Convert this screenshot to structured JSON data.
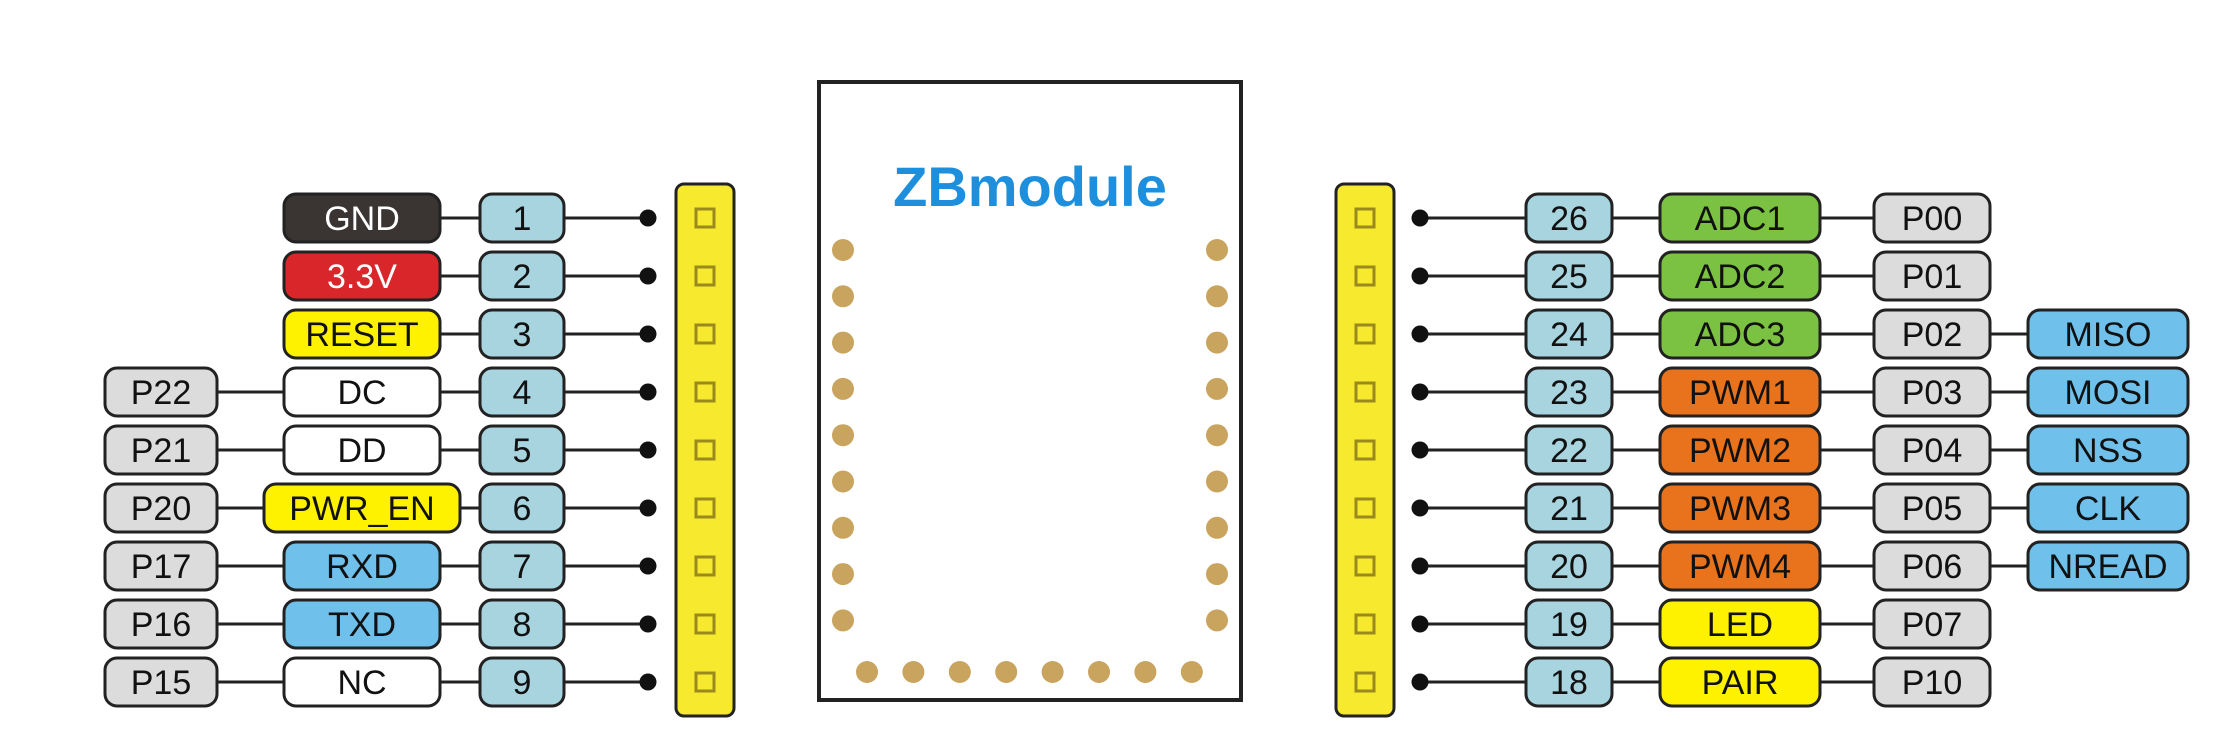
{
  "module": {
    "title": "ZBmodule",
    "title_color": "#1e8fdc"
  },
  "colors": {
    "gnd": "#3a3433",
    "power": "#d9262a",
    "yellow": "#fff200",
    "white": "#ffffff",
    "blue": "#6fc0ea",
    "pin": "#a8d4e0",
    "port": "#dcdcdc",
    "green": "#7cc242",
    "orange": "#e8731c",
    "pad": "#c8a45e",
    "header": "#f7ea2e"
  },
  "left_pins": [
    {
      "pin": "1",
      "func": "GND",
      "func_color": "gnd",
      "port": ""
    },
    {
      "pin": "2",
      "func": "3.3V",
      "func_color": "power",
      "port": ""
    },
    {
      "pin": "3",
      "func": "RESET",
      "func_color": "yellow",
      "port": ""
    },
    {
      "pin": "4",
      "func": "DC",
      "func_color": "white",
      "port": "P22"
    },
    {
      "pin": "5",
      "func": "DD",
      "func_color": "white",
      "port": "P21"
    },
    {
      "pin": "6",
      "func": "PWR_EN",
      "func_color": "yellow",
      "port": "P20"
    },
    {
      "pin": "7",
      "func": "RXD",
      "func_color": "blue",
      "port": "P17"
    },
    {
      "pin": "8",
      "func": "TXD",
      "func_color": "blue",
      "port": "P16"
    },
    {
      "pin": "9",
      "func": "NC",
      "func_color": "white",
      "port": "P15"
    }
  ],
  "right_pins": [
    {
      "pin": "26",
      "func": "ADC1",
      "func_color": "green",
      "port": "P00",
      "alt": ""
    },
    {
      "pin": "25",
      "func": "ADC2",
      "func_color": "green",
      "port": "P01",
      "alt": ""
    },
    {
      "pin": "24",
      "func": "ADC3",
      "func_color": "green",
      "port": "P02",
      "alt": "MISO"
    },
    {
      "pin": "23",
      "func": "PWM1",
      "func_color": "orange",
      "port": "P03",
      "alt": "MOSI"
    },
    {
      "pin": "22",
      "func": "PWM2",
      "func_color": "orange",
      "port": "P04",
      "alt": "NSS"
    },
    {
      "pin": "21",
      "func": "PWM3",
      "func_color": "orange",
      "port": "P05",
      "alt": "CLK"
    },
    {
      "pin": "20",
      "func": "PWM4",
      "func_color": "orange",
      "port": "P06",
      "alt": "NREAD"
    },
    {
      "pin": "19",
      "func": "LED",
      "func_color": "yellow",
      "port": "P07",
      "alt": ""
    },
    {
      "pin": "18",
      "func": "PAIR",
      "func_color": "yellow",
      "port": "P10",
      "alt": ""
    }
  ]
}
****************
_SET EXERCISE:_ Pictures are to be left out; repeat all the remaining data exactly.

_FULL SOLUTION:_
Convert this screenshot to structured JSON data.
{
  "module": {
    "title": "ZBmodule",
    "title_color": "#1e8fdc"
  },
  "colors": {
    "gnd": "#3a3433",
    "power": "#d9262a",
    "yellow": "#fff200",
    "white": "#ffffff",
    "blue": "#6fc0ea",
    "pin": "#a8d4e0",
    "port": "#dcdcdc",
    "green": "#7cc242",
    "orange": "#e8731c",
    "pad": "#c8a45e",
    "header": "#f7ea2e"
  },
  "left_pins": [
    {
      "pin": "1",
      "func": "GND",
      "func_color": "gnd",
      "port": ""
    },
    {
      "pin": "2",
      "func": "3.3V",
      "func_color": "power",
      "port": ""
    },
    {
      "pin": "3",
      "func": "RESET",
      "func_color": "yellow",
      "port": ""
    },
    {
      "pin": "4",
      "func": "DC",
      "func_color": "white",
      "port": "P22"
    },
    {
      "pin": "5",
      "func": "DD",
      "func_color": "white",
      "port": "P21"
    },
    {
      "pin": "6",
      "func": "PWR_EN",
      "func_color": "yellow",
      "port": "P20"
    },
    {
      "pin": "7",
      "func": "RXD",
      "func_color": "blue",
      "port": "P17"
    },
    {
      "pin": "8",
      "func": "TXD",
      "func_color": "blue",
      "port": "P16"
    },
    {
      "pin": "9",
      "func": "NC",
      "func_color": "white",
      "port": "P15"
    }
  ],
  "right_pins": [
    {
      "pin": "26",
      "func": "ADC1",
      "func_color": "green",
      "port": "P00",
      "alt": ""
    },
    {
      "pin": "25",
      "func": "ADC2",
      "func_color": "green",
      "port": "P01",
      "alt": ""
    },
    {
      "pin": "24",
      "func": "ADC3",
      "func_color": "green",
      "port": "P02",
      "alt": "MISO"
    },
    {
      "pin": "23",
      "func": "PWM1",
      "func_color": "orange",
      "port": "P03",
      "alt": "MOSI"
    },
    {
      "pin": "22",
      "func": "PWM2",
      "func_color": "orange",
      "port": "P04",
      "alt": "NSS"
    },
    {
      "pin": "21",
      "func": "PWM3",
      "func_color": "orange",
      "port": "P05",
      "alt": "CLK"
    },
    {
      "pin": "20",
      "func": "PWM4",
      "func_color": "orange",
      "port": "P06",
      "alt": "NREAD"
    },
    {
      "pin": "19",
      "func": "LED",
      "func_color": "yellow",
      "port": "P07",
      "alt": ""
    },
    {
      "pin": "18",
      "func": "PAIR",
      "func_color": "yellow",
      "port": "P10",
      "alt": ""
    }
  ]
}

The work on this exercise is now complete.